## WRITTEN TASK
Collect all lines from the records below that include the word "versions".

## DATA ENTRIES
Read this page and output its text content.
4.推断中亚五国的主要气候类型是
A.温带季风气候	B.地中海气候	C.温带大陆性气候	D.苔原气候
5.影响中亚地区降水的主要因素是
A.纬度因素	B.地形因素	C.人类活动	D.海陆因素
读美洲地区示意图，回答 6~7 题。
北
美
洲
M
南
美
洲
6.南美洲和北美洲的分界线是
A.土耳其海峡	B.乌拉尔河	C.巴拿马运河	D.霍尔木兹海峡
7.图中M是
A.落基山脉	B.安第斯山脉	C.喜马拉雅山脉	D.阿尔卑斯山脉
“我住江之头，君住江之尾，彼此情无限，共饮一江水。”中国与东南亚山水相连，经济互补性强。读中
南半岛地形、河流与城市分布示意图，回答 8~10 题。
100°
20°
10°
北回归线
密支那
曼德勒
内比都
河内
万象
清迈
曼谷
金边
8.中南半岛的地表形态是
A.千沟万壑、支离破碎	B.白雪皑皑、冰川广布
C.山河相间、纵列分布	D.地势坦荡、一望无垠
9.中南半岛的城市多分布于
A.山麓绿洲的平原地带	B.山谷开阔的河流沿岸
---
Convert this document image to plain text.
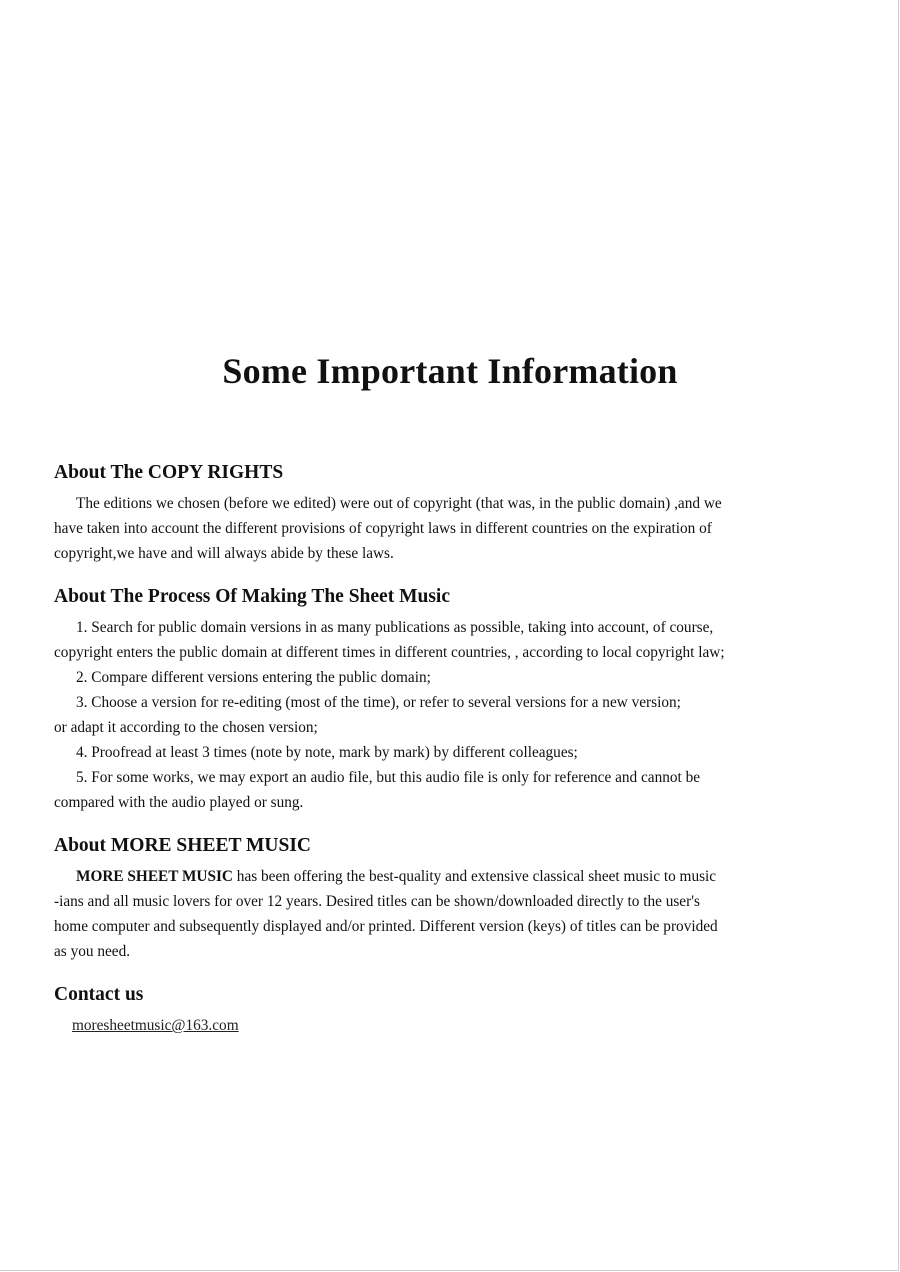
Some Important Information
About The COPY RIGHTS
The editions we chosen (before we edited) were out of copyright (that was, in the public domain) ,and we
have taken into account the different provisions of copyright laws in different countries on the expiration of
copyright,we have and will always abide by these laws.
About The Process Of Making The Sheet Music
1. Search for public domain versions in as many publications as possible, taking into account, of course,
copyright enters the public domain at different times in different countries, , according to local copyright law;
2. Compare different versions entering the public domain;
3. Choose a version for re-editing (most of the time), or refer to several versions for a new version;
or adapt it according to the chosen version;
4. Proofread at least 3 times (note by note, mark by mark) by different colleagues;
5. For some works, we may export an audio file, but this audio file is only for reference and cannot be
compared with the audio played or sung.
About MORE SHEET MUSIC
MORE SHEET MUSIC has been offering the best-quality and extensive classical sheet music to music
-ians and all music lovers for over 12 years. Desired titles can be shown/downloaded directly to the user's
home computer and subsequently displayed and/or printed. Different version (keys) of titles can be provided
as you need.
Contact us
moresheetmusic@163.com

## PROBLEM SOLUTION
1. Search for public domain versions in as many publications as possible, taking into account, of course,
2. Compare different versions entering the public domain;
3. Choose a version for re-editing (most of the time), or refer to several versions for a new version;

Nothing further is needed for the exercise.